_TASK DESCRIPTION_
Give all of the lines again exactly as they read.

■ ■ ■

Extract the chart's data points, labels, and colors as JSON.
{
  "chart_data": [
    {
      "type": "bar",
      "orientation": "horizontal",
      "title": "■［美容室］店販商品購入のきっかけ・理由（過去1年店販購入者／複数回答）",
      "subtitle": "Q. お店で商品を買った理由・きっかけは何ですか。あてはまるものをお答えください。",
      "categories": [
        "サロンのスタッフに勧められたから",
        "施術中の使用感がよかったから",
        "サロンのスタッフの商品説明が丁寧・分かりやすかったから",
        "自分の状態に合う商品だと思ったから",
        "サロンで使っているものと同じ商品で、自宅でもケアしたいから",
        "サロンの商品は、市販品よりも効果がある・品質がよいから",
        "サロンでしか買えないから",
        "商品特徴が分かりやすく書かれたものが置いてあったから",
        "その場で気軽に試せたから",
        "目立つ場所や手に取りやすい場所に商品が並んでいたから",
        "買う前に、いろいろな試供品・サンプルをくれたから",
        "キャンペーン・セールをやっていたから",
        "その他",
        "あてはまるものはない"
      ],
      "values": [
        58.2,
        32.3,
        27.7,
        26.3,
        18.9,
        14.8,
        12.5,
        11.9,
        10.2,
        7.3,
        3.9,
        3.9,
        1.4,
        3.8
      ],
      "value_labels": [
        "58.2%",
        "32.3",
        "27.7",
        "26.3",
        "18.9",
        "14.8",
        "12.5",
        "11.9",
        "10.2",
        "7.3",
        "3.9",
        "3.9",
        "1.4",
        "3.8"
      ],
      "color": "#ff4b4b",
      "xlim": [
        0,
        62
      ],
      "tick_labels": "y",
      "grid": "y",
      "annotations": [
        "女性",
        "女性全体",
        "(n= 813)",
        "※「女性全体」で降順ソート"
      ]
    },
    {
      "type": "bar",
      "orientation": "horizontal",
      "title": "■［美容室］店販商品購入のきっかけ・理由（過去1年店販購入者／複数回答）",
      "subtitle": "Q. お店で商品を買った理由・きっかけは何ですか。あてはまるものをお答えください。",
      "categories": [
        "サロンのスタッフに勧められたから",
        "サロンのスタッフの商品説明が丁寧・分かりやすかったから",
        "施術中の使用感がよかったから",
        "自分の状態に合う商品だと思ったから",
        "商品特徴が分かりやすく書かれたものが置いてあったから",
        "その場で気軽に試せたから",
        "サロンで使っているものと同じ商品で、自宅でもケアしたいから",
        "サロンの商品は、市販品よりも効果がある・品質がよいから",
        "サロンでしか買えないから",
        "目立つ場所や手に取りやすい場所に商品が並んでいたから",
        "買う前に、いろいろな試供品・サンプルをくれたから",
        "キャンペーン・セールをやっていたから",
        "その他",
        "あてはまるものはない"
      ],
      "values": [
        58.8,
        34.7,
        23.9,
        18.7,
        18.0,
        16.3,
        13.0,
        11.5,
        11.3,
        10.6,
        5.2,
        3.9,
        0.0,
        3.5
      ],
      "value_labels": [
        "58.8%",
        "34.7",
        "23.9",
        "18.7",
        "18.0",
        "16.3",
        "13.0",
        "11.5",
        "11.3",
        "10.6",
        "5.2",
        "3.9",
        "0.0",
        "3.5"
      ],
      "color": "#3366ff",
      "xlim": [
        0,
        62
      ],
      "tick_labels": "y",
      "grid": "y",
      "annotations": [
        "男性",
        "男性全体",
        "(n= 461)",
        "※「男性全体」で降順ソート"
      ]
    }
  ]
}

■ ■ ■

_RESPONSE TO THIS TASK_
Extract the chart's data points, labels, and colors as JSON.
{
  "chart_data": [
    {
      "type": "bar",
      "orientation": "horizontal",
      "title": "■［美容室］店販商品購入のきっかけ・理由（過去1年店販購入者／複数回答）",
      "subtitle": "Q. お店で商品を買った理由・きっかけは何ですか。あてはまるものをお答えください。",
      "categories": [
        "サロンのスタッフに勧められたから",
        "施術中の使用感がよかったから",
        "サロンのスタッフの商品説明が丁寧・分かりやすかったから",
        "自分の状態に合う商品だと思ったから",
        "サロンで使っているものと同じ商品で、自宅でもケアしたいから",
        "サロンの商品は、市販品よりも効果がある・品質がよいから",
        "サロンでしか買えないから",
        "商品特徴が分かりやすく書かれたものが置いてあったから",
        "その場で気軽に試せたから",
        "目立つ場所や手に取りやすい場所に商品が並んでいたから",
        "買う前に、いろいろな試供品・サンプルをくれたから",
        "キャンペーン・セールをやっていたから",
        "その他",
        "あてはまるものはない"
      ],
      "values": [
        58.2,
        32.3,
        27.7,
        26.3,
        18.9,
        14.8,
        12.5,
        11.9,
        10.2,
        7.3,
        3.9,
        3.9,
        1.4,
        3.8
      ],
      "value_labels": [
        "58.2%",
        "32.3",
        "27.7",
        "26.3",
        "18.9",
        "14.8",
        "12.5",
        "11.9",
        "10.2",
        "7.3",
        "3.9",
        "3.9",
        "1.4",
        "3.8"
      ],
      "color": "#ff4b4b",
      "xlim": [
        0,
        62
      ],
      "tick_labels": "y",
      "grid": "y",
      "annotations": [
        "女性",
        "女性全体",
        "(n= 813)",
        "※「女性全体」で降順ソート"
      ]
    },
    {
      "type": "bar",
      "orientation": "horizontal",
      "title": "■［美容室］店販商品購入のきっかけ・理由（過去1年店販購入者／複数回答）",
      "subtitle": "Q. お店で商品を買った理由・きっかけは何ですか。あてはまるものをお答えください。",
      "categories": [
        "サロンのスタッフに勧められたから",
        "サロンのスタッフの商品説明が丁寧・分かりやすかったから",
        "施術中の使用感がよかったから",
        "自分の状態に合う商品だと思ったから",
        "商品特徴が分かりやすく書かれたものが置いてあったから",
        "その場で気軽に試せたから",
        "サロンで使っているものと同じ商品で、自宅でもケアしたいから",
        "サロンの商品は、市販品よりも効果がある・品質がよいから",
        "サロンでしか買えないから",
        "目立つ場所や手に取りやすい場所に商品が並んでいたから",
        "買う前に、いろいろな試供品・サンプルをくれたから",
        "キャンペーン・セールをやっていたから",
        "その他",
        "あてはまるものはない"
      ],
      "values": [
        58.8,
        34.7,
        23.9,
        18.7,
        18.0,
        16.3,
        13.0,
        11.5,
        11.3,
        10.6,
        5.2,
        3.9,
        0.0,
        3.5
      ],
      "value_labels": [
        "58.8%",
        "34.7",
        "23.9",
        "18.7",
        "18.0",
        "16.3",
        "13.0",
        "11.5",
        "11.3",
        "10.6",
        "5.2",
        "3.9",
        "0.0",
        "3.5"
      ],
      "color": "#3366ff",
      "xlim": [
        0,
        62
      ],
      "tick_labels": "y",
      "grid": "y",
      "annotations": [
        "男性",
        "男性全体",
        "(n= 461)",
        "※「男性全体」で降順ソート"
      ]
    }
  ]
}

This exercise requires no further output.